Task statement ::
Reproduce all of the data exactly.

Materials provided ::
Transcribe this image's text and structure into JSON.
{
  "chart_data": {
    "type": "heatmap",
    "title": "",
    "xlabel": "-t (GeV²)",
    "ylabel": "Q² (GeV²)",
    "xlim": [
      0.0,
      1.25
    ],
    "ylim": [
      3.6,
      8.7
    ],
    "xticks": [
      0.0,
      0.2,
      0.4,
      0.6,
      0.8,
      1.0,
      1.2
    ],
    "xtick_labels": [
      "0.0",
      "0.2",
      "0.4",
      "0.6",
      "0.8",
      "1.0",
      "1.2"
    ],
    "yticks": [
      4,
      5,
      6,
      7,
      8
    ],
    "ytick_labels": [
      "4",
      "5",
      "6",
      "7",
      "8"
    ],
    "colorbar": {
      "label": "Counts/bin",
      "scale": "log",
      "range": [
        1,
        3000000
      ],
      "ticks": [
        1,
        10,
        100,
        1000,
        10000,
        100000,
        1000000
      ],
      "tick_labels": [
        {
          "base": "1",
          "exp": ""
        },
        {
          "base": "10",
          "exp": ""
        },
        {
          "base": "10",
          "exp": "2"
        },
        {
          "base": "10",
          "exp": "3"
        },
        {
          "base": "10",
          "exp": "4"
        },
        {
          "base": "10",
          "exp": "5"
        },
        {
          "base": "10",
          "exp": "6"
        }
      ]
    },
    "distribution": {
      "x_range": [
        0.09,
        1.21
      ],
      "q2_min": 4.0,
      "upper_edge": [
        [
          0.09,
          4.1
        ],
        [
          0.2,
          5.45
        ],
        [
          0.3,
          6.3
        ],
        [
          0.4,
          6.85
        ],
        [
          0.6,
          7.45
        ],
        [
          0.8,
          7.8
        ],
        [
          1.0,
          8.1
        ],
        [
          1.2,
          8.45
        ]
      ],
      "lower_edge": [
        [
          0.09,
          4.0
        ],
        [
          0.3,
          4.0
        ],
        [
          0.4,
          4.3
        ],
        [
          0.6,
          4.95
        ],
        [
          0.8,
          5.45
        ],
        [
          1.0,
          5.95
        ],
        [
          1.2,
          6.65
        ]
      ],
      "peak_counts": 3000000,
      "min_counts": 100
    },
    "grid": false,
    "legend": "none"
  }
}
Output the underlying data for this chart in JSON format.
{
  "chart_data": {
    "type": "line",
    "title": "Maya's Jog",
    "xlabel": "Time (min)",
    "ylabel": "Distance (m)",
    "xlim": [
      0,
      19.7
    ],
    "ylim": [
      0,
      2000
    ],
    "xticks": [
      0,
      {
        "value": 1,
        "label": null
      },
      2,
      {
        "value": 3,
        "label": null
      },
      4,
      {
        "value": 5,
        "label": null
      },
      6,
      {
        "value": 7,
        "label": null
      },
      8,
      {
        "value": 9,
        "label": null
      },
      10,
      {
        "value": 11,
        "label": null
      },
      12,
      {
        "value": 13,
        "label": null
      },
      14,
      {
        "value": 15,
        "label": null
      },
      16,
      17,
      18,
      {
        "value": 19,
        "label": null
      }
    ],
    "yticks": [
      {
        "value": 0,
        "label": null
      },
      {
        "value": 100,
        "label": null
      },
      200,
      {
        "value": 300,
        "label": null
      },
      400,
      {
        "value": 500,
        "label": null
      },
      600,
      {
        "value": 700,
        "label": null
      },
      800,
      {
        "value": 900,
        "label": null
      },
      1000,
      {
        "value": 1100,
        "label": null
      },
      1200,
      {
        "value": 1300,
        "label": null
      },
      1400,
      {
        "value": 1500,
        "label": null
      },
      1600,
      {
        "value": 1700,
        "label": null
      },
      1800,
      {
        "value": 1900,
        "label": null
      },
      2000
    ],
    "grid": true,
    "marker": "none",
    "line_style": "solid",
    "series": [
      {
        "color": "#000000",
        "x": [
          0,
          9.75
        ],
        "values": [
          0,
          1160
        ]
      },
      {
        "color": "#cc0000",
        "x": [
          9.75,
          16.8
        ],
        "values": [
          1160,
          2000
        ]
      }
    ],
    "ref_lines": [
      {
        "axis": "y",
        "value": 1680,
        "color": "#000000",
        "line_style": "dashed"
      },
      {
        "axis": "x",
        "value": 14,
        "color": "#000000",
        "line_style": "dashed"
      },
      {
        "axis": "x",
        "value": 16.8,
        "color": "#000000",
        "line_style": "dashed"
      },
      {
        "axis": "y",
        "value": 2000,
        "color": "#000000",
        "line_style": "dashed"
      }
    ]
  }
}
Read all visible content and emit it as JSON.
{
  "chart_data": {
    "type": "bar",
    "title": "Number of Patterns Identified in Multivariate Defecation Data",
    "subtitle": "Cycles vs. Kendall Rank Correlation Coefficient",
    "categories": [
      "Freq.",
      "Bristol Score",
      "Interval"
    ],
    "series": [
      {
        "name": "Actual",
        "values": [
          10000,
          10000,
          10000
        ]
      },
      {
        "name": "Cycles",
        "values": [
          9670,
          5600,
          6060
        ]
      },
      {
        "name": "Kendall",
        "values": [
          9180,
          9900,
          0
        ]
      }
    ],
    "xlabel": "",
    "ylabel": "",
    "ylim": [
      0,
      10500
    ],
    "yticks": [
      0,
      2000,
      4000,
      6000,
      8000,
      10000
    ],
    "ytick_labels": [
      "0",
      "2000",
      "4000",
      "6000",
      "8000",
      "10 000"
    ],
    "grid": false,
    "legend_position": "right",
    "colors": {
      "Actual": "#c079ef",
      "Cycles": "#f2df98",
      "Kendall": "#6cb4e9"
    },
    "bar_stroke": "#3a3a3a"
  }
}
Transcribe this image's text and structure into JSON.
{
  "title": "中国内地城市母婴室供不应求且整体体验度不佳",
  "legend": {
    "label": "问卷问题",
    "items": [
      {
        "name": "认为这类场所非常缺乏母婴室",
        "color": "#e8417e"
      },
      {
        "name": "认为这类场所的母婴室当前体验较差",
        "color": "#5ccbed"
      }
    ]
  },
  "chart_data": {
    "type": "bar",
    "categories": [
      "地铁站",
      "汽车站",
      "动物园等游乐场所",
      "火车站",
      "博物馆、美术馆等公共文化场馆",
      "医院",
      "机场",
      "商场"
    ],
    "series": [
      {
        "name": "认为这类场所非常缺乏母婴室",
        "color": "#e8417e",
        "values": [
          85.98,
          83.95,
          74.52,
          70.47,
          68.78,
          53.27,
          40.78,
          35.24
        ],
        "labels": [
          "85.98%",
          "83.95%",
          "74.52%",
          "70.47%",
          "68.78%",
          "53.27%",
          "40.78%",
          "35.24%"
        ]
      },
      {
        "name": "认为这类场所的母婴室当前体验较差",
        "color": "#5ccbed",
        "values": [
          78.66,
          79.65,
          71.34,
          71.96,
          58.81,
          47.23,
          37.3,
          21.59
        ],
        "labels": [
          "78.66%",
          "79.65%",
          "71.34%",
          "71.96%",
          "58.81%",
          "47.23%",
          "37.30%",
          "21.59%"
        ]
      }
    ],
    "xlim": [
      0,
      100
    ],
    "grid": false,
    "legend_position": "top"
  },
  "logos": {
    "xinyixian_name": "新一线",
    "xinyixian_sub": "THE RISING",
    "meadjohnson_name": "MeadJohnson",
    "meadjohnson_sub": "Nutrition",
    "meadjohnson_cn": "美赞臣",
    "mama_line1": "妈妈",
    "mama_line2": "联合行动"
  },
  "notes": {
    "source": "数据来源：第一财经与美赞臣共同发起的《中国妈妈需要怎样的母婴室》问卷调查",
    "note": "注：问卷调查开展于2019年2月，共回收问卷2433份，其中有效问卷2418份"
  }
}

Output for this task ::
Transcribe this image's text and structure into JSON.
{
  "chart_data": {
    "type": "heatmap",
    "title": "",
    "xlabel": "-t (GeV²)",
    "ylabel": "Q² (GeV²)",
    "xlim": [
      0.0,
      1.25
    ],
    "ylim": [
      3.6,
      8.7
    ],
    "xticks": [
      0.0,
      0.2,
      0.4,
      0.6,
      0.8,
      1.0,
      1.2
    ],
    "xtick_labels": [
      "0.0",
      "0.2",
      "0.4",
      "0.6",
      "0.8",
      "1.0",
      "1.2"
    ],
    "yticks": [
      4,
      5,
      6,
      7,
      8
    ],
    "ytick_labels": [
      "4",
      "5",
      "6",
      "7",
      "8"
    ],
    "colorbar": {
      "label": "Counts/bin",
      "scale": "log",
      "range": [
        1,
        3000000
      ],
      "ticks": [
        1,
        10,
        100,
        1000,
        10000,
        100000,
        1000000
      ],
      "tick_labels": [
        {
          "base": "1",
          "exp": ""
        },
        {
          "base": "10",
          "exp": ""
        },
        {
          "base": "10",
          "exp": "2"
        },
        {
          "base": "10",
          "exp": "3"
        },
        {
          "base": "10",
          "exp": "4"
        },
        {
          "base": "10",
          "exp": "5"
        },
        {
          "base": "10",
          "exp": "6"
        }
      ]
    },
    "distribution": {
      "x_range": [
        0.09,
        1.21
      ],
      "q2_min": 4.0,
      "upper_edge": [
        [
          0.09,
          4.1
        ],
        [
          0.2,
          5.45
        ],
        [
          0.3,
          6.3
        ],
        [
          0.4,
          6.85
        ],
        [
          0.6,
          7.45
        ],
        [
          0.8,
          7.8
        ],
        [
          1.0,
          8.1
        ],
        [
          1.2,
          8.45
        ]
      ],
      "lower_edge": [
        [
          0.09,
          4.0
        ],
        [
          0.3,
          4.0
        ],
        [
          0.4,
          4.3
        ],
        [
          0.6,
          4.95
        ],
        [
          0.8,
          5.45
        ],
        [
          1.0,
          5.95
        ],
        [
          1.2,
          6.65
        ]
      ],
      "peak_counts": 3000000,
      "min_counts": 100
    },
    "grid": false,
    "legend": "none"
  }
}
Output the underlying data for this chart in JSON format.
{
  "chart_data": {
    "type": "line",
    "title": "Maya's Jog",
    "xlabel": "Time (min)",
    "ylabel": "Distance (m)",
    "xlim": [
      0,
      19.7
    ],
    "ylim": [
      0,
      2000
    ],
    "xticks": [
      0,
      {
        "value": 1,
        "label": null
      },
      2,
      {
        "value": 3,
        "label": null
      },
      4,
      {
        "value": 5,
        "label": null
      },
      6,
      {
        "value": 7,
        "label": null
      },
      8,
      {
        "value": 9,
        "label": null
      },
      10,
      {
        "value": 11,
        "label": null
      },
      12,
      {
        "value": 13,
        "label": null
      },
      14,
      {
        "value": 15,
        "label": null
      },
      16,
      17,
      18,
      {
        "value": 19,
        "label": null
      }
    ],
    "yticks": [
      {
        "value": 0,
        "label": null
      },
      {
        "value": 100,
        "label": null
      },
      200,
      {
        "value": 300,
        "label": null
      },
      400,
      {
        "value": 500,
        "label": null
      },
      600,
      {
        "value": 700,
        "label": null
      },
      800,
      {
        "value": 900,
        "label": null
      },
      1000,
      {
        "value": 1100,
        "label": null
      },
      1200,
      {
        "value": 1300,
        "label": null
      },
      1400,
      {
        "value": 1500,
        "label": null
      },
      1600,
      {
        "value": 1700,
        "label": null
      },
      1800,
      {
        "value": 1900,
        "label": null
      },
      2000
    ],
    "grid": true,
    "marker": "none",
    "line_style": "solid",
    "series": [
      {
        "color": "#000000",
        "x": [
          0,
          9.75
        ],
        "values": [
          0,
          1160
        ]
      },
      {
        "color": "#cc0000",
        "x": [
          9.75,
          16.8
        ],
        "values": [
          1160,
          2000
        ]
      }
    ],
    "ref_lines": [
      {
        "axis": "y",
        "value": 1680,
        "color": "#000000",
        "line_style": "dashed"
      },
      {
        "axis": "x",
        "value": 14,
        "color": "#000000",
        "line_style": "dashed"
      },
      {
        "axis": "x",
        "value": 16.8,
        "color": "#000000",
        "line_style": "dashed"
      },
      {
        "axis": "y",
        "value": 2000,
        "color": "#000000",
        "line_style": "dashed"
      }
    ]
  }
}
Read all visible content and emit it as JSON.
{
  "chart_data": {
    "type": "bar",
    "title": "Number of Patterns Identified in Multivariate Defecation Data",
    "subtitle": "Cycles vs. Kendall Rank Correlation Coefficient",
    "categories": [
      "Freq.",
      "Bristol Score",
      "Interval"
    ],
    "series": [
      {
        "name": "Actual",
        "values": [
          10000,
          10000,
          10000
        ]
      },
      {
        "name": "Cycles",
        "values": [
          9670,
          5600,
          6060
        ]
      },
      {
        "name": "Kendall",
        "values": [
          9180,
          9900,
          0
        ]
      }
    ],
    "xlabel": "",
    "ylabel": "",
    "ylim": [
      0,
      10500
    ],
    "yticks": [
      0,
      2000,
      4000,
      6000,
      8000,
      10000
    ],
    "ytick_labels": [
      "0",
      "2000",
      "4000",
      "6000",
      "8000",
      "10 000"
    ],
    "grid": false,
    "legend_position": "right",
    "colors": {
      "Actual": "#c079ef",
      "Cycles": "#f2df98",
      "Kendall": "#6cb4e9"
    },
    "bar_stroke": "#3a3a3a"
  }
}
Transcribe this image's text and structure into JSON.
{
  "title": "中国内地城市母婴室供不应求且整体体验度不佳",
  "legend": {
    "label": "问卷问题",
    "items": [
      {
        "name": "认为这类场所非常缺乏母婴室",
        "color": "#e8417e"
      },
      {
        "name": "认为这类场所的母婴室当前体验较差",
        "color": "#5ccbed"
      }
    ]
  },
  "chart_data": {
    "type": "bar",
    "categories": [
      "地铁站",
      "汽车站",
      "动物园等游乐场所",
      "火车站",
      "博物馆、美术馆等公共文化场馆",
      "医院",
      "机场",
      "商场"
    ],
    "series": [
      {
        "name": "认为这类场所非常缺乏母婴室",
        "color": "#e8417e",
        "values": [
          85.98,
          83.95,
          74.52,
          70.47,
          68.78,
          53.27,
          40.78,
          35.24
        ],
        "labels": [
          "85.98%",
          "83.95%",
          "74.52%",
          "70.47%",
          "68.78%",
          "53.27%",
          "40.78%",
          "35.24%"
        ]
      },
      {
        "name": "认为这类场所的母婴室当前体验较差",
        "color": "#5ccbed",
        "values": [
          78.66,
          79.65,
          71.34,
          71.96,
          58.81,
          47.23,
          37.3,
          21.59
        ],
        "labels": [
          "78.66%",
          "79.65%",
          "71.34%",
          "71.96%",
          "58.81%",
          "47.23%",
          "37.30%",
          "21.59%"
        ]
      }
    ],
    "xlim": [
      0,
      100
    ],
    "grid": false,
    "legend_position": "top"
  },
  "logos": {
    "xinyixian_name": "新一线",
    "xinyixian_sub": "THE RISING",
    "meadjohnson_name": "MeadJohnson",
    "meadjohnson_sub": "Nutrition",
    "meadjohnson_cn": "美赞臣",
    "mama_line1": "妈妈",
    "mama_line2": "联合行动"
  },
  "notes": {
    "source": "数据来源：第一财经与美赞臣共同发起的《中国妈妈需要怎样的母婴室》问卷调查",
    "note": "注：问卷调查开展于2019年2月，共回收问卷2433份，其中有效问卷2418份"
  }
}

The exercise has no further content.